*Problem to solve:*
Each entry should be quoted word for word, including every mark of punctuation.

*Records:*

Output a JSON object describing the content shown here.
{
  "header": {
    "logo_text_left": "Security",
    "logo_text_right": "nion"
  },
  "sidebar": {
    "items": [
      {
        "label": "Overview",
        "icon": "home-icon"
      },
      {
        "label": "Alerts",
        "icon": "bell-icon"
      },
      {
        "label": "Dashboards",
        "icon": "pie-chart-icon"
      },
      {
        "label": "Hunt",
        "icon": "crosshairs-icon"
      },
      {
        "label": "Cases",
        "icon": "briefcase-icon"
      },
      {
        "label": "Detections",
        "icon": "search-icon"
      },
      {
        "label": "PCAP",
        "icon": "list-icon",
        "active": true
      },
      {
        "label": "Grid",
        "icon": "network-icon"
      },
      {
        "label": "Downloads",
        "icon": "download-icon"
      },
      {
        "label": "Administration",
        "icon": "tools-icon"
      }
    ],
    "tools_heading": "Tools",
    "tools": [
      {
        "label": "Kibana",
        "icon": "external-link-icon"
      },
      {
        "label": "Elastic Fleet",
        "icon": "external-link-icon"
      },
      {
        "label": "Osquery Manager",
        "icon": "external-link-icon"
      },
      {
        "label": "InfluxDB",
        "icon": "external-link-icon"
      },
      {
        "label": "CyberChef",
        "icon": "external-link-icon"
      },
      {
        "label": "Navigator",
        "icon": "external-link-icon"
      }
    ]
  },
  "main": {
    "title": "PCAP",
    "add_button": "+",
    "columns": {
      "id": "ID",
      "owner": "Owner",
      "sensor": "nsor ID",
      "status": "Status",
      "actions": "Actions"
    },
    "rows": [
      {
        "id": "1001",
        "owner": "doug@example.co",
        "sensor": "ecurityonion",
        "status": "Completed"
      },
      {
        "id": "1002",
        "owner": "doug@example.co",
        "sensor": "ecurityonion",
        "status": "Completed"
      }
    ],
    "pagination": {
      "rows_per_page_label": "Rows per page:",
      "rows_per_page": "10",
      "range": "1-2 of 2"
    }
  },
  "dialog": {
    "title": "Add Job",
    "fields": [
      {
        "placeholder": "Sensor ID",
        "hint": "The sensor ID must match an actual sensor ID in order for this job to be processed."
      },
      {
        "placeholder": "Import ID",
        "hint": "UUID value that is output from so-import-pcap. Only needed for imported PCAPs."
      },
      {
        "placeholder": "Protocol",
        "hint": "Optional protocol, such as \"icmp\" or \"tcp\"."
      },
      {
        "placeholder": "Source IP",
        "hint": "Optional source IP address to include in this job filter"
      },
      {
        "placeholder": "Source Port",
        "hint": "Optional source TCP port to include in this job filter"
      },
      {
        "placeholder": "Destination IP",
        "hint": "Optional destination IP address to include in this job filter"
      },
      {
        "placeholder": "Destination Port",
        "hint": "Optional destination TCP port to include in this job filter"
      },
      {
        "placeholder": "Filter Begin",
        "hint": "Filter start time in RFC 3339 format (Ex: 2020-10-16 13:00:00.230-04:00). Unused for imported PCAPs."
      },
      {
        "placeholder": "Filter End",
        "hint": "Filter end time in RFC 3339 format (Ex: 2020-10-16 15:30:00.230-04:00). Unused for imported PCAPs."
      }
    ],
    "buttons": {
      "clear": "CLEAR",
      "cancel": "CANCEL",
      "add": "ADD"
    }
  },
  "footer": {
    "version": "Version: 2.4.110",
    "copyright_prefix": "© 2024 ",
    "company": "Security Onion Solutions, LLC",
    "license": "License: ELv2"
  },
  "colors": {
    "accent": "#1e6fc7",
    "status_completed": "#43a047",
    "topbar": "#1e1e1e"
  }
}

*Complete output:*
Output a JSON object describing the content shown here.
{
  "header": {
    "logo_text_left": "Security",
    "logo_text_right": "nion"
  },
  "sidebar": {
    "items": [
      {
        "label": "Overview",
        "icon": "home-icon"
      },
      {
        "label": "Alerts",
        "icon": "bell-icon"
      },
      {
        "label": "Dashboards",
        "icon": "pie-chart-icon"
      },
      {
        "label": "Hunt",
        "icon": "crosshairs-icon"
      },
      {
        "label": "Cases",
        "icon": "briefcase-icon"
      },
      {
        "label": "Detections",
        "icon": "search-icon"
      },
      {
        "label": "PCAP",
        "icon": "list-icon",
        "active": true
      },
      {
        "label": "Grid",
        "icon": "network-icon"
      },
      {
        "label": "Downloads",
        "icon": "download-icon"
      },
      {
        "label": "Administration",
        "icon": "tools-icon"
      }
    ],
    "tools_heading": "Tools",
    "tools": [
      {
        "label": "Kibana",
        "icon": "external-link-icon"
      },
      {
        "label": "Elastic Fleet",
        "icon": "external-link-icon"
      },
      {
        "label": "Osquery Manager",
        "icon": "external-link-icon"
      },
      {
        "label": "InfluxDB",
        "icon": "external-link-icon"
      },
      {
        "label": "CyberChef",
        "icon": "external-link-icon"
      },
      {
        "label": "Navigator",
        "icon": "external-link-icon"
      }
    ]
  },
  "main": {
    "title": "PCAP",
    "add_button": "+",
    "columns": {
      "id": "ID",
      "owner": "Owner",
      "sensor": "nsor ID",
      "status": "Status",
      "actions": "Actions"
    },
    "rows": [
      {
        "id": "1001",
        "owner": "doug@example.co",
        "sensor": "ecurityonion",
        "status": "Completed"
      },
      {
        "id": "1002",
        "owner": "doug@example.co",
        "sensor": "ecurityonion",
        "status": "Completed"
      }
    ],
    "pagination": {
      "rows_per_page_label": "Rows per page:",
      "rows_per_page": "10",
      "range": "1-2 of 2"
    }
  },
  "dialog": {
    "title": "Add Job",
    "fields": [
      {
        "placeholder": "Sensor ID",
        "hint": "The sensor ID must match an actual sensor ID in order for this job to be processed."
      },
      {
        "placeholder": "Import ID",
        "hint": "UUID value that is output from so-import-pcap. Only needed for imported PCAPs."
      },
      {
        "placeholder": "Protocol",
        "hint": "Optional protocol, such as \"icmp\" or \"tcp\"."
      },
      {
        "placeholder": "Source IP",
        "hint": "Optional source IP address to include in this job filter"
      },
      {
        "placeholder": "Source Port",
        "hint": "Optional source TCP port to include in this job filter"
      },
      {
        "placeholder": "Destination IP",
        "hint": "Optional destination IP address to include in this job filter"
      },
      {
        "placeholder": "Destination Port",
        "hint": "Optional destination TCP port to include in this job filter"
      },
      {
        "placeholder": "Filter Begin",
        "hint": "Filter start time in RFC 3339 format (Ex: 2020-10-16 13:00:00.230-04:00). Unused for imported PCAPs."
      },
      {
        "placeholder": "Filter End",
        "hint": "Filter end time in RFC 3339 format (Ex: 2020-10-16 15:30:00.230-04:00). Unused for imported PCAPs."
      }
    ],
    "buttons": {
      "clear": "CLEAR",
      "cancel": "CANCEL",
      "add": "ADD"
    }
  },
  "footer": {
    "version": "Version: 2.4.110",
    "copyright_prefix": "© 2024 ",
    "company": "Security Onion Solutions, LLC",
    "license": "License: ELv2"
  },
  "colors": {
    "accent": "#1e6fc7",
    "status_completed": "#43a047",
    "topbar": "#1e1e1e"
  }
}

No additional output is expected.